◆ **REQUIRED WORK**
Each line below should be quoted exactly, please.

◆ **RECORD EXTRACTS**
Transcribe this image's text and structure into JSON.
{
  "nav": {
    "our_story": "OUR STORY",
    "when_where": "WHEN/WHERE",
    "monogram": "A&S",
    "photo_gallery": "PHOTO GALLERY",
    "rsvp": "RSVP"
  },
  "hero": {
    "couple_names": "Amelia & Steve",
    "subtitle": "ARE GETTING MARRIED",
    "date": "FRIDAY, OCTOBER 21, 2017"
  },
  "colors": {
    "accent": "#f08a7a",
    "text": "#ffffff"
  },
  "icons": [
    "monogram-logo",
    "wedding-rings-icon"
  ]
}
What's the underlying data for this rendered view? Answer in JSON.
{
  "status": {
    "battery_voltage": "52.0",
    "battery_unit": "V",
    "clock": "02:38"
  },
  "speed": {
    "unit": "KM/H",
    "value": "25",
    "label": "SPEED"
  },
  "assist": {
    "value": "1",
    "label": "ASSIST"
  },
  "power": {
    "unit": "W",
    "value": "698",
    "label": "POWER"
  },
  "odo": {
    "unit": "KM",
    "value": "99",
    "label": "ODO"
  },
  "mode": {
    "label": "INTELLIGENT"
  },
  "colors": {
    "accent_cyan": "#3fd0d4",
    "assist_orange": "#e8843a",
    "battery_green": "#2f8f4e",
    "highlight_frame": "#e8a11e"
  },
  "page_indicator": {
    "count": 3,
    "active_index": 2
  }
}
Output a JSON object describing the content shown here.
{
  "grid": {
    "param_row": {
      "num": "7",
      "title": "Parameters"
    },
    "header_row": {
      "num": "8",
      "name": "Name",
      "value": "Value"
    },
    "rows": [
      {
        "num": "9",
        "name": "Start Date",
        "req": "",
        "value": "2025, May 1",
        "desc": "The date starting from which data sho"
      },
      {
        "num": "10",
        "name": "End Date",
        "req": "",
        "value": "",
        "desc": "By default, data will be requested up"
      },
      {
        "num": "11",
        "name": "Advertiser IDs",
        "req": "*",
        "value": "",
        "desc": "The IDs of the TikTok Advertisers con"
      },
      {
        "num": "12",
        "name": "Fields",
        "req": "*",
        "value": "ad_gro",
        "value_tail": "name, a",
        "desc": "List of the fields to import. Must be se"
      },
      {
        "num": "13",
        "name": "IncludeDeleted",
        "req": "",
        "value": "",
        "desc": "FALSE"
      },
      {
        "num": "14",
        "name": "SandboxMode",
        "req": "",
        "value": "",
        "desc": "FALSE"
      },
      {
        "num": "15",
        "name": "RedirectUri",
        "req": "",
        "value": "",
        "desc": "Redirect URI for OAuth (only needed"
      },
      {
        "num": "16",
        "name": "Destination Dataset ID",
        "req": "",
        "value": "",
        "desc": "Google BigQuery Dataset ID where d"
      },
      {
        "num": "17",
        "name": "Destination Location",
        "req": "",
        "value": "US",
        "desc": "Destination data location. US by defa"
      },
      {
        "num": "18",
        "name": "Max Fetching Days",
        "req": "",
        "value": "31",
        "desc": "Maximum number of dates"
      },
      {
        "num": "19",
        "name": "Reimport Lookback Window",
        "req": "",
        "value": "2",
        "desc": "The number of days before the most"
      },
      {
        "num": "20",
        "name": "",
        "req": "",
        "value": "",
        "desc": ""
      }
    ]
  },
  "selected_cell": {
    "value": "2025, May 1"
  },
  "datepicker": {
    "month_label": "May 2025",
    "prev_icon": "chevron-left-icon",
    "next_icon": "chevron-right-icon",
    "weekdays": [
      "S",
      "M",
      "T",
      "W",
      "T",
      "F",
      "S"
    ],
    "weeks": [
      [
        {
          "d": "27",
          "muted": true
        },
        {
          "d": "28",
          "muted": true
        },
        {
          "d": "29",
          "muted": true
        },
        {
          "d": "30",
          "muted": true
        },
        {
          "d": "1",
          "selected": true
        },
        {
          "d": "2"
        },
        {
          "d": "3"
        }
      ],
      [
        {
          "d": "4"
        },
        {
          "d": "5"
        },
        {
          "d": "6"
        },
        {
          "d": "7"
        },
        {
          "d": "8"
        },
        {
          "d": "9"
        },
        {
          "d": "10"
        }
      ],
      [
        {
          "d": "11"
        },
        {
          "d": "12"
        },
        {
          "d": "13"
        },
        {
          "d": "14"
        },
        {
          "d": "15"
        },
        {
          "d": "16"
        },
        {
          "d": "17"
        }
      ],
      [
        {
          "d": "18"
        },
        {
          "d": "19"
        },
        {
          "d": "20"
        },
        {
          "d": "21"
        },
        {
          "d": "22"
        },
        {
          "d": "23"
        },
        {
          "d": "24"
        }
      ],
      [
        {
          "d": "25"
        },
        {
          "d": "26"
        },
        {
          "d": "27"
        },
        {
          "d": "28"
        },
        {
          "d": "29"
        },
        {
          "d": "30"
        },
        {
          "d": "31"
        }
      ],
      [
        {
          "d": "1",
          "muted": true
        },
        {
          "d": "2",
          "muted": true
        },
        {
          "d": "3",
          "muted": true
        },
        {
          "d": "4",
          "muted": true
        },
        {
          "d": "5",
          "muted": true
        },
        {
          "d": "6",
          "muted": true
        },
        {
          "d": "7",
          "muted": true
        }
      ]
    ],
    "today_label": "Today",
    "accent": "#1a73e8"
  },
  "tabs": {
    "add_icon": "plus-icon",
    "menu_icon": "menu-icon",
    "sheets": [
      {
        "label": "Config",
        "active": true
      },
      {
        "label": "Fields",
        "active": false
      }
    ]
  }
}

◆ **COMPLETED TASK**
Transcribe this image's text and structure into JSON.
{
  "nav": {
    "our_story": "OUR STORY",
    "when_where": "WHEN/WHERE",
    "monogram": "A&S",
    "photo_gallery": "PHOTO GALLERY",
    "rsvp": "RSVP"
  },
  "hero": {
    "couple_names": "Amelia & Steve",
    "subtitle": "ARE GETTING MARRIED",
    "date": "FRIDAY, OCTOBER 21, 2017"
  },
  "colors": {
    "accent": "#f08a7a",
    "text": "#ffffff"
  },
  "icons": [
    "monogram-logo",
    "wedding-rings-icon"
  ]
}
What's the underlying data for this rendered view? Answer in JSON.
{
  "status": {
    "battery_voltage": "52.0",
    "battery_unit": "V",
    "clock": "02:38"
  },
  "speed": {
    "unit": "KM/H",
    "value": "25",
    "label": "SPEED"
  },
  "assist": {
    "value": "1",
    "label": "ASSIST"
  },
  "power": {
    "unit": "W",
    "value": "698",
    "label": "POWER"
  },
  "odo": {
    "unit": "KM",
    "value": "99",
    "label": "ODO"
  },
  "mode": {
    "label": "INTELLIGENT"
  },
  "colors": {
    "accent_cyan": "#3fd0d4",
    "assist_orange": "#e8843a",
    "battery_green": "#2f8f4e",
    "highlight_frame": "#e8a11e"
  },
  "page_indicator": {
    "count": 3,
    "active_index": 2
  }
}
Output a JSON object describing the content shown here.
{
  "grid": {
    "param_row": {
      "num": "7",
      "title": "Parameters"
    },
    "header_row": {
      "num": "8",
      "name": "Name",
      "value": "Value"
    },
    "rows": [
      {
        "num": "9",
        "name": "Start Date",
        "req": "",
        "value": "2025, May 1",
        "desc": "The date starting from which data sho"
      },
      {
        "num": "10",
        "name": "End Date",
        "req": "",
        "value": "",
        "desc": "By default, data will be requested up"
      },
      {
        "num": "11",
        "name": "Advertiser IDs",
        "req": "*",
        "value": "",
        "desc": "The IDs of the TikTok Advertisers con"
      },
      {
        "num": "12",
        "name": "Fields",
        "req": "*",
        "value": "ad_gro",
        "value_tail": "name, a",
        "desc": "List of the fields to import. Must be se"
      },
      {
        "num": "13",
        "name": "IncludeDeleted",
        "req": "",
        "value": "",
        "desc": "FALSE"
      },
      {
        "num": "14",
        "name": "SandboxMode",
        "req": "",
        "value": "",
        "desc": "FALSE"
      },
      {
        "num": "15",
        "name": "RedirectUri",
        "req": "",
        "value": "",
        "desc": "Redirect URI for OAuth (only needed"
      },
      {
        "num": "16",
        "name": "Destination Dataset ID",
        "req": "",
        "value": "",
        "desc": "Google BigQuery Dataset ID where d"
      },
      {
        "num": "17",
        "name": "Destination Location",
        "req": "",
        "value": "US",
        "desc": "Destination data location. US by defa"
      },
      {
        "num": "18",
        "name": "Max Fetching Days",
        "req": "",
        "value": "31",
        "desc": "Maximum number of dates"
      },
      {
        "num": "19",
        "name": "Reimport Lookback Window",
        "req": "",
        "value": "2",
        "desc": "The number of days before the most"
      },
      {
        "num": "20",
        "name": "",
        "req": "",
        "value": "",
        "desc": ""
      }
    ]
  },
  "selected_cell": {
    "value": "2025, May 1"
  },
  "datepicker": {
    "month_label": "May 2025",
    "prev_icon": "chevron-left-icon",
    "next_icon": "chevron-right-icon",
    "weekdays": [
      "S",
      "M",
      "T",
      "W",
      "T",
      "F",
      "S"
    ],
    "weeks": [
      [
        {
          "d": "27",
          "muted": true
        },
        {
          "d": "28",
          "muted": true
        },
        {
          "d": "29",
          "muted": true
        },
        {
          "d": "30",
          "muted": true
        },
        {
          "d": "1",
          "selected": true
        },
        {
          "d": "2"
        },
        {
          "d": "3"
        }
      ],
      [
        {
          "d": "4"
        },
        {
          "d": "5"
        },
        {
          "d": "6"
        },
        {
          "d": "7"
        },
        {
          "d": "8"
        },
        {
          "d": "9"
        },
        {
          "d": "10"
        }
      ],
      [
        {
          "d": "11"
        },
        {
          "d": "12"
        },
        {
          "d": "13"
        },
        {
          "d": "14"
        },
        {
          "d": "15"
        },
        {
          "d": "16"
        },
        {
          "d": "17"
        }
      ],
      [
        {
          "d": "18"
        },
        {
          "d": "19"
        },
        {
          "d": "20"
        },
        {
          "d": "21"
        },
        {
          "d": "22"
        },
        {
          "d": "23"
        },
        {
          "d": "24"
        }
      ],
      [
        {
          "d": "25"
        },
        {
          "d": "26"
        },
        {
          "d": "27"
        },
        {
          "d": "28"
        },
        {
          "d": "29"
        },
        {
          "d": "30"
        },
        {
          "d": "31"
        }
      ],
      [
        {
          "d": "1",
          "muted": true
        },
        {
          "d": "2",
          "muted": true
        },
        {
          "d": "3",
          "muted": true
        },
        {
          "d": "4",
          "muted": true
        },
        {
          "d": "5",
          "muted": true
        },
        {
          "d": "6",
          "muted": true
        },
        {
          "d": "7",
          "muted": true
        }
      ]
    ],
    "today_label": "Today",
    "accent": "#1a73e8"
  },
  "tabs": {
    "add_icon": "plus-icon",
    "menu_icon": "menu-icon",
    "sheets": [
      {
        "label": "Config",
        "active": true
      },
      {
        "label": "Fields",
        "active": false
      }
    ]
  }
}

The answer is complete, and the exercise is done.